[Dataset entries]
★ ★ ★ ★

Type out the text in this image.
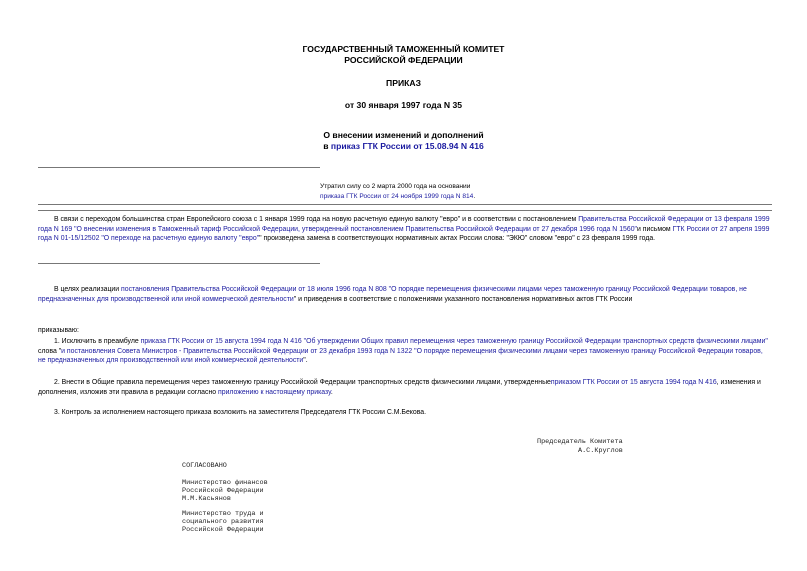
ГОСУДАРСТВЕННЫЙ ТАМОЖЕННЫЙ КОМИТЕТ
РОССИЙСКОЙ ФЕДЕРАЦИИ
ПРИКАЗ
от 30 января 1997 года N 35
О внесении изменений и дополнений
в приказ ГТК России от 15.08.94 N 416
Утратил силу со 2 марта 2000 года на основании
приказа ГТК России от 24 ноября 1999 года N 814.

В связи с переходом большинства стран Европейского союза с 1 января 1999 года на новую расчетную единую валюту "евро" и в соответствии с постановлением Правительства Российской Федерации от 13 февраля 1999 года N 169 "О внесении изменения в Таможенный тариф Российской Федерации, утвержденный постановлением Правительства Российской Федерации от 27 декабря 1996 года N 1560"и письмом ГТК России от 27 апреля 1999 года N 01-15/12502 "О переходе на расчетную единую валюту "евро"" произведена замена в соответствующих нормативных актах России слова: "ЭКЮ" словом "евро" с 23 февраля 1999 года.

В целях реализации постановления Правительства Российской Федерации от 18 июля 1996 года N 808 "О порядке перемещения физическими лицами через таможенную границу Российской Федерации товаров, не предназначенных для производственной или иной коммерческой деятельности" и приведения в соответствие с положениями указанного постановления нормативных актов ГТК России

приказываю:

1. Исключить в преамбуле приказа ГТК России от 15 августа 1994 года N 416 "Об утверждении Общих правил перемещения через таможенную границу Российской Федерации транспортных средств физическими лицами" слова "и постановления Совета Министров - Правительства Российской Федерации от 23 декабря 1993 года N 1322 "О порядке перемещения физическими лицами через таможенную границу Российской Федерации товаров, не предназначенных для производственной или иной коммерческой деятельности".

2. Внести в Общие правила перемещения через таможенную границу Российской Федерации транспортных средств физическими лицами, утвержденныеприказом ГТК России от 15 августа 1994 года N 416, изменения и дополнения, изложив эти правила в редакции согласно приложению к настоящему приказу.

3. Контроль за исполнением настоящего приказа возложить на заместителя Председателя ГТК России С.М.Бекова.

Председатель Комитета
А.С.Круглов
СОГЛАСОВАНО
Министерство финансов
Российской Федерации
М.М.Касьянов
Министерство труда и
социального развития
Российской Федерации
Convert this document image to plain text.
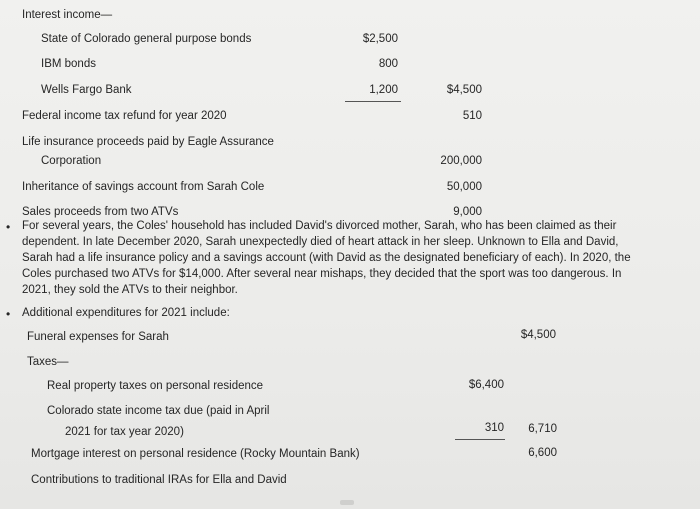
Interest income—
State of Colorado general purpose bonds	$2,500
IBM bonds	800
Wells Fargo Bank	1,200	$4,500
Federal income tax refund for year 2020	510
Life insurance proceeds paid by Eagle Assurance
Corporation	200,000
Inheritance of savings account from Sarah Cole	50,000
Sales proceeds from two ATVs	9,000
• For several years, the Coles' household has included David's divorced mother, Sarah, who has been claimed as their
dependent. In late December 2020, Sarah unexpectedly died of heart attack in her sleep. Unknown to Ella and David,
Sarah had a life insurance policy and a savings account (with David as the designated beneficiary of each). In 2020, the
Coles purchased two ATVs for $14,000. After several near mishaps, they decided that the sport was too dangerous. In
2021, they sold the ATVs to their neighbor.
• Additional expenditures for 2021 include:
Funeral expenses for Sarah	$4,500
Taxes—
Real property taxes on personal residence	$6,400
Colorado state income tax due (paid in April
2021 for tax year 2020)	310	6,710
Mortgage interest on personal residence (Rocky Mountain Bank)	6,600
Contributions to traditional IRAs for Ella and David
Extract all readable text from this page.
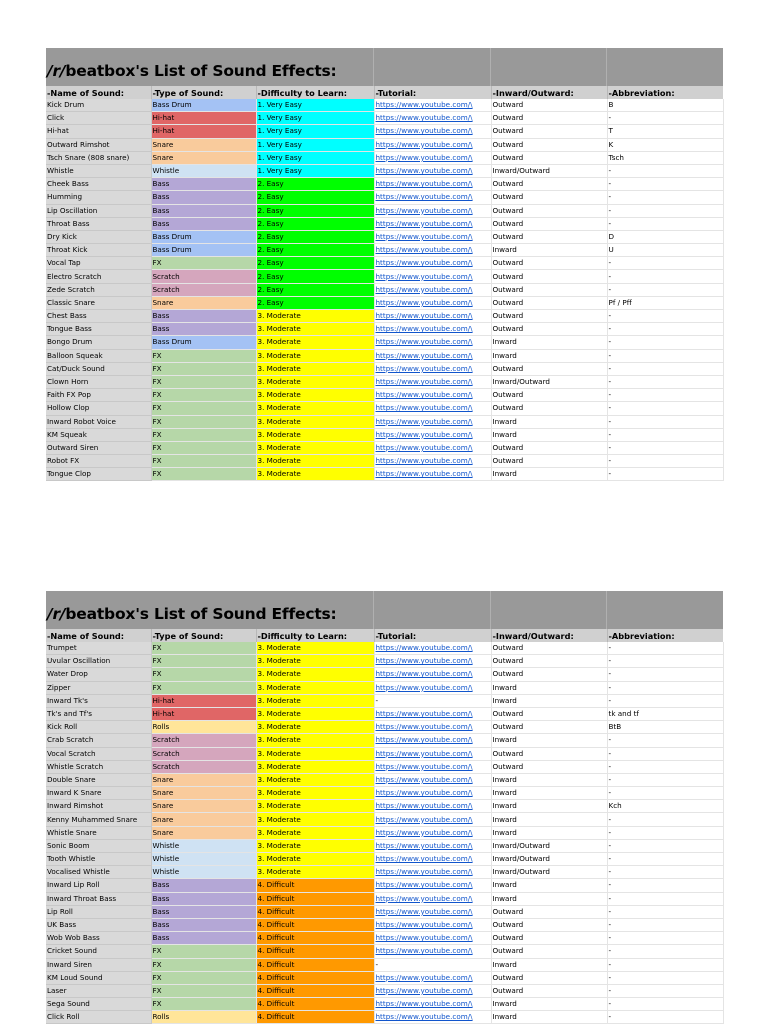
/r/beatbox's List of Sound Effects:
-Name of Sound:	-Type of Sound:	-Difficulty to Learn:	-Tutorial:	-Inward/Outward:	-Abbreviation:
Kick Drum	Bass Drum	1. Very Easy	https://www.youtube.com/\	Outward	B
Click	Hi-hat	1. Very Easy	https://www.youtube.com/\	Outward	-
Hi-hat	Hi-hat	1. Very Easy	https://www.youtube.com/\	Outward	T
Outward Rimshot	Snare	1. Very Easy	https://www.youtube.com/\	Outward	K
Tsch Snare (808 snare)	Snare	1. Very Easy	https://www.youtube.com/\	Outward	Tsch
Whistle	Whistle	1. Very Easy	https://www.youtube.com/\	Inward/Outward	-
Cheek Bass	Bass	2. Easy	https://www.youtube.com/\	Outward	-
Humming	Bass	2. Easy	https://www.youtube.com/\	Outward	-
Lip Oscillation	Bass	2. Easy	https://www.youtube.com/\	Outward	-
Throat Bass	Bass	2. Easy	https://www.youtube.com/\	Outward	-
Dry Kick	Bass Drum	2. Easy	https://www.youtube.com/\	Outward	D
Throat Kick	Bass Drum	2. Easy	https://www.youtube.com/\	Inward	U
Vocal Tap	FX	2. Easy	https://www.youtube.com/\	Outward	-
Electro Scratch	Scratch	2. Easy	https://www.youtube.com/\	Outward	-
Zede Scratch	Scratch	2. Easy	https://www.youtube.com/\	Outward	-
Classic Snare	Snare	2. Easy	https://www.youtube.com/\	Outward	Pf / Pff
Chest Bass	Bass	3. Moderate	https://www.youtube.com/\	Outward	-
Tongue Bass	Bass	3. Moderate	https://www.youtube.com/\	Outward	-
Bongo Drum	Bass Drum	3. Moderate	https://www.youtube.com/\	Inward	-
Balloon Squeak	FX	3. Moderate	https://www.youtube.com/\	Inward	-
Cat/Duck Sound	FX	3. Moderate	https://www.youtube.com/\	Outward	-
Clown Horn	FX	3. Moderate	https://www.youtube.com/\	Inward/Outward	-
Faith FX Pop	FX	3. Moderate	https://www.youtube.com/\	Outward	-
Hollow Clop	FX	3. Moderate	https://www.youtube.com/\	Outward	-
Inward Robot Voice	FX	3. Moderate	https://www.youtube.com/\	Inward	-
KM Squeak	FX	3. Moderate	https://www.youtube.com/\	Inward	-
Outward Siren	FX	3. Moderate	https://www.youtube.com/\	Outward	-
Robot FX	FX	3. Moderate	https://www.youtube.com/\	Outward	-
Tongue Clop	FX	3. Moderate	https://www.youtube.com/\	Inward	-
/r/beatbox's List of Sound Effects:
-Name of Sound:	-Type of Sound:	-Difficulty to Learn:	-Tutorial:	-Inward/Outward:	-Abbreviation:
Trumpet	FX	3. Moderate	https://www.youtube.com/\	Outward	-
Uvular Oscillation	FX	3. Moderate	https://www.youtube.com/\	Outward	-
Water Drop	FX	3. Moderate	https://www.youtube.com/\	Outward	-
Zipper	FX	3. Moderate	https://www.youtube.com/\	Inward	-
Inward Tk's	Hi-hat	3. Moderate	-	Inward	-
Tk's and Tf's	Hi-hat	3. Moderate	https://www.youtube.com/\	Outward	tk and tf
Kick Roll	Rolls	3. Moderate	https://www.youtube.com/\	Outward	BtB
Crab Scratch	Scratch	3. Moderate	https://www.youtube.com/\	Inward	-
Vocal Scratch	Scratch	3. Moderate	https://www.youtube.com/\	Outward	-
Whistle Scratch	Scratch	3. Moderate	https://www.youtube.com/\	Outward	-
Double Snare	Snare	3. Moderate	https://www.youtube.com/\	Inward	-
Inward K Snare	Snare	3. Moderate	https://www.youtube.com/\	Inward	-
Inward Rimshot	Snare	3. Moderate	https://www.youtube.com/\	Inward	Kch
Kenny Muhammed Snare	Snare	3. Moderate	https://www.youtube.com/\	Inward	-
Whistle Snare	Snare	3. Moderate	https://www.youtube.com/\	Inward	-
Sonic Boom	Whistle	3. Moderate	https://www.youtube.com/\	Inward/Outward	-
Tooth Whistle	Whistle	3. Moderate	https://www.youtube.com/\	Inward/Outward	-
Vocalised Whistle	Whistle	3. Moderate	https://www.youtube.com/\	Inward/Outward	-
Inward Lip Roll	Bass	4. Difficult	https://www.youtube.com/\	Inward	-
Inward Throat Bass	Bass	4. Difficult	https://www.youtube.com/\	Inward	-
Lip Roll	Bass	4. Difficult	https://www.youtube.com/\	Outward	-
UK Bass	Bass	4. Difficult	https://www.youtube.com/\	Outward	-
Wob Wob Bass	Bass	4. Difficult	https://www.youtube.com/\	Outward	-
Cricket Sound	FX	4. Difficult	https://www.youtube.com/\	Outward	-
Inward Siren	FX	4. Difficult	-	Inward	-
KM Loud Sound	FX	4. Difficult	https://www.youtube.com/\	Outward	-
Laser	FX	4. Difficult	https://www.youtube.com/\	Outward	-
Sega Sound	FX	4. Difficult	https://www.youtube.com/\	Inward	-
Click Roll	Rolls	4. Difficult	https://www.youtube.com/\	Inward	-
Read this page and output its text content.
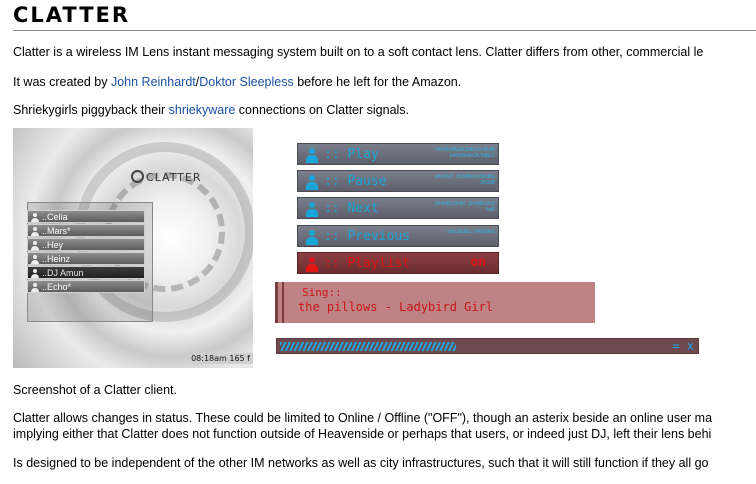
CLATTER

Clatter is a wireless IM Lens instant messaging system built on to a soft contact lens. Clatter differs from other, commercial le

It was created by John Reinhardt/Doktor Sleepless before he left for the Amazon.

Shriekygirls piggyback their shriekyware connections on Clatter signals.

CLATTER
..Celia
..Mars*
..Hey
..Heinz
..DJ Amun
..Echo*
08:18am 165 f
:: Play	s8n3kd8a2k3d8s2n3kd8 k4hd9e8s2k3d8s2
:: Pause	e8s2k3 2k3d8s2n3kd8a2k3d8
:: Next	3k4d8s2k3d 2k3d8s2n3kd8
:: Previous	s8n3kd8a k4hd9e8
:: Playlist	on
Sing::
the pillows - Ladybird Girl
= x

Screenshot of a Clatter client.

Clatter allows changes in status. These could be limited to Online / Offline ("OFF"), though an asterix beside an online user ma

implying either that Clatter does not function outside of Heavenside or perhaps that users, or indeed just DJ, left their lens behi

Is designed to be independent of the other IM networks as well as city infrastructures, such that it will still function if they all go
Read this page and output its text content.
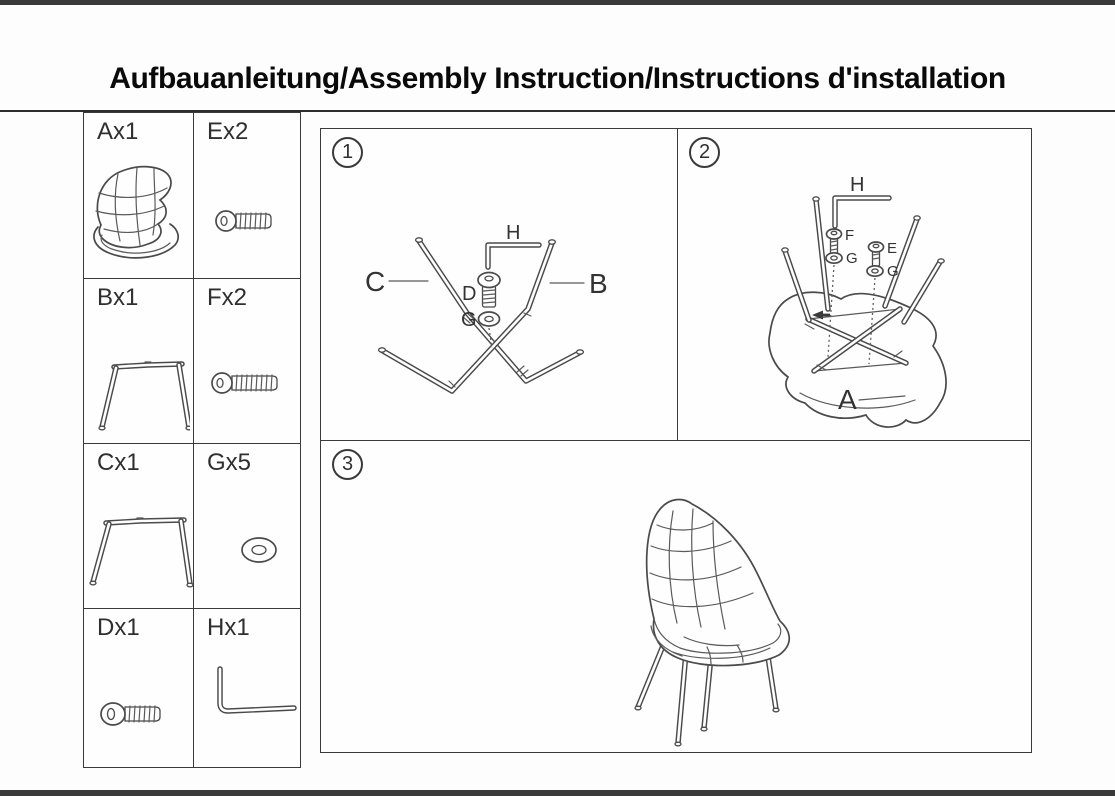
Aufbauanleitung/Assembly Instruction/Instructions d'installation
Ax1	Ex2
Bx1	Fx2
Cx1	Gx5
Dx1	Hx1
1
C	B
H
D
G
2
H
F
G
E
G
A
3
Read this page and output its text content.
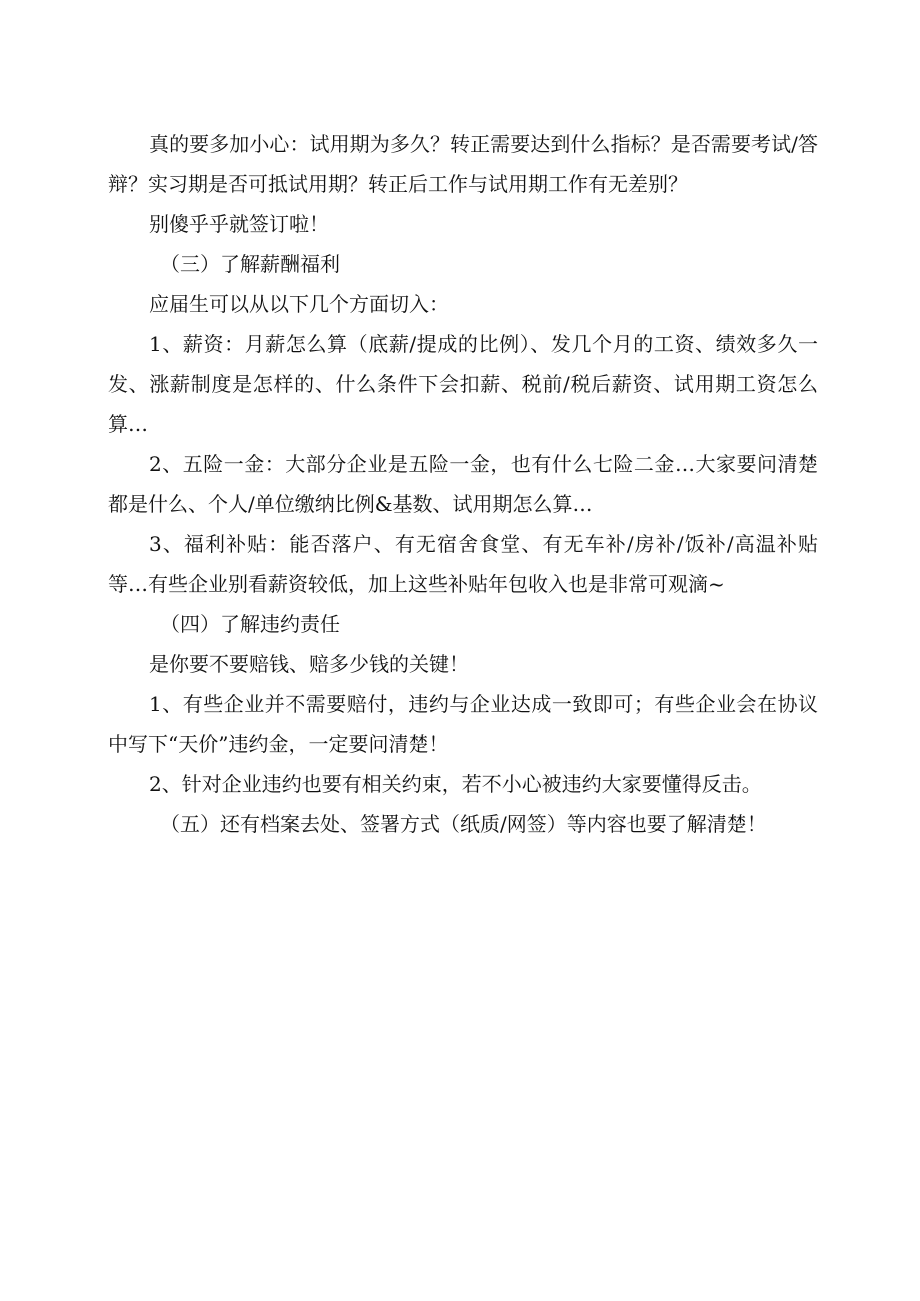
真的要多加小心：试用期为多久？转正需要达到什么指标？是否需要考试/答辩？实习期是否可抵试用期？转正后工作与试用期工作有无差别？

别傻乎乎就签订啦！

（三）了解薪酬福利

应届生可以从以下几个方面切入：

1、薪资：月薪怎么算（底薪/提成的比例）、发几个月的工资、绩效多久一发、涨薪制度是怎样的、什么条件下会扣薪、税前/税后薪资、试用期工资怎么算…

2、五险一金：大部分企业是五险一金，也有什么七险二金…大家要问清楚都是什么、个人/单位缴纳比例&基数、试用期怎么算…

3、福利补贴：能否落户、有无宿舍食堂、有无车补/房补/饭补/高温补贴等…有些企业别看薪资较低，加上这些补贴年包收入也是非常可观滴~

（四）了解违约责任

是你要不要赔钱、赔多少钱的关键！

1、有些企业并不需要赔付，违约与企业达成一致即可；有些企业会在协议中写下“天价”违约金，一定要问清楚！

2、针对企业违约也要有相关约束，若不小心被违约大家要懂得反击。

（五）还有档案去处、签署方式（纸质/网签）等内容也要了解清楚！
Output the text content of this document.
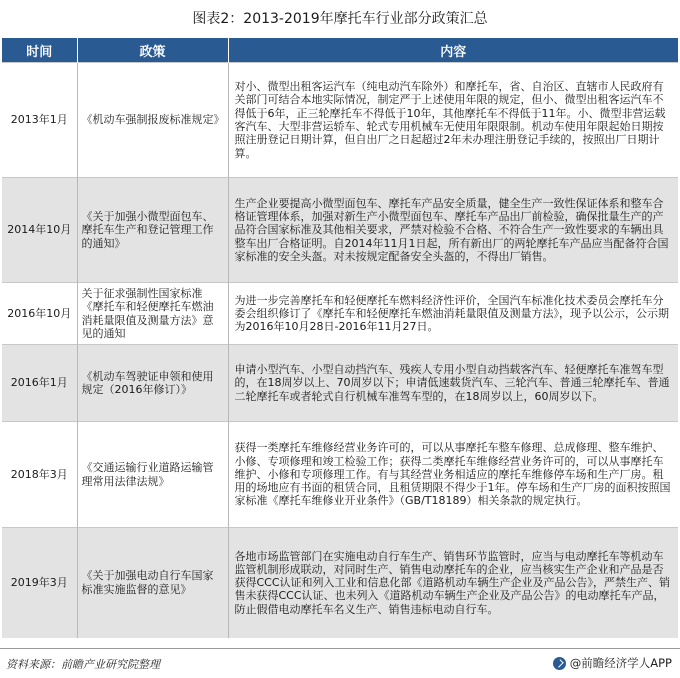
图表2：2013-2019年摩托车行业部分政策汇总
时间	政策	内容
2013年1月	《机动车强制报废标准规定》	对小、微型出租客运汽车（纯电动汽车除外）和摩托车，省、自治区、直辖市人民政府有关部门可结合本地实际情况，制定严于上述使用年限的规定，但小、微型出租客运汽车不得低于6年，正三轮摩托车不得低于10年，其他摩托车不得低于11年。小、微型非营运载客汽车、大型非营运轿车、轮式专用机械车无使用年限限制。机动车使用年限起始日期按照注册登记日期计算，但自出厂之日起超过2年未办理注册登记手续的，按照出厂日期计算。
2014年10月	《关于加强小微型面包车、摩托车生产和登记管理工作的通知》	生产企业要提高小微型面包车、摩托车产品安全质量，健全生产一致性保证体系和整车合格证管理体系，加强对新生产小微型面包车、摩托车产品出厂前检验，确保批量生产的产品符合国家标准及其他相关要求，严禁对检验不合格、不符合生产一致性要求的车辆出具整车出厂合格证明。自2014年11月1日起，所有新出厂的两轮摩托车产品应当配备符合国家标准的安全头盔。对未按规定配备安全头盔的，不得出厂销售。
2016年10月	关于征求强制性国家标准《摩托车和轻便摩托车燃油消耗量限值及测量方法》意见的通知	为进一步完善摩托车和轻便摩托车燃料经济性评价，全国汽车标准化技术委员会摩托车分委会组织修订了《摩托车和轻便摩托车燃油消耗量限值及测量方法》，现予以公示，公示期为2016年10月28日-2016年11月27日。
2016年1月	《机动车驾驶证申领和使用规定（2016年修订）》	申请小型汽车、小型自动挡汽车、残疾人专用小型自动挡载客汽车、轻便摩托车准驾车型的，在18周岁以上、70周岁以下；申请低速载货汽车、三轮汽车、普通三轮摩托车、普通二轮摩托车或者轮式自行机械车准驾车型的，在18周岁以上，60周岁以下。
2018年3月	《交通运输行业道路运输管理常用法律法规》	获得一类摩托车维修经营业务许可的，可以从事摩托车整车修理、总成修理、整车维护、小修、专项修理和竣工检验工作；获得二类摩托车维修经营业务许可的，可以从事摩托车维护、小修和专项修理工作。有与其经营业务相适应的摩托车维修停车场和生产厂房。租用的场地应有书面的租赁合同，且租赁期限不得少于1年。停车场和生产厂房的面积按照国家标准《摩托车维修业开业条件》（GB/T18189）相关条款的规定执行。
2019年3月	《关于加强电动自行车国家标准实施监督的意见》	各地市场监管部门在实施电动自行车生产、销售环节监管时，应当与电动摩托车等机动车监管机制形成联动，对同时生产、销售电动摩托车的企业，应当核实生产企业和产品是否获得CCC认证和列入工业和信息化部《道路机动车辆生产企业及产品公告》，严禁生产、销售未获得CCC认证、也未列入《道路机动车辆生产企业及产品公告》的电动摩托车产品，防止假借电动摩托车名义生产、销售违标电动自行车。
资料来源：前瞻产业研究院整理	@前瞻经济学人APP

★ ★ ★ ★

*What you will do*
Show every line from the entries above in which "bonds" appears.

*Finished exercise*
State of Colorado general purpose bonds	$2,500
IBM bonds	800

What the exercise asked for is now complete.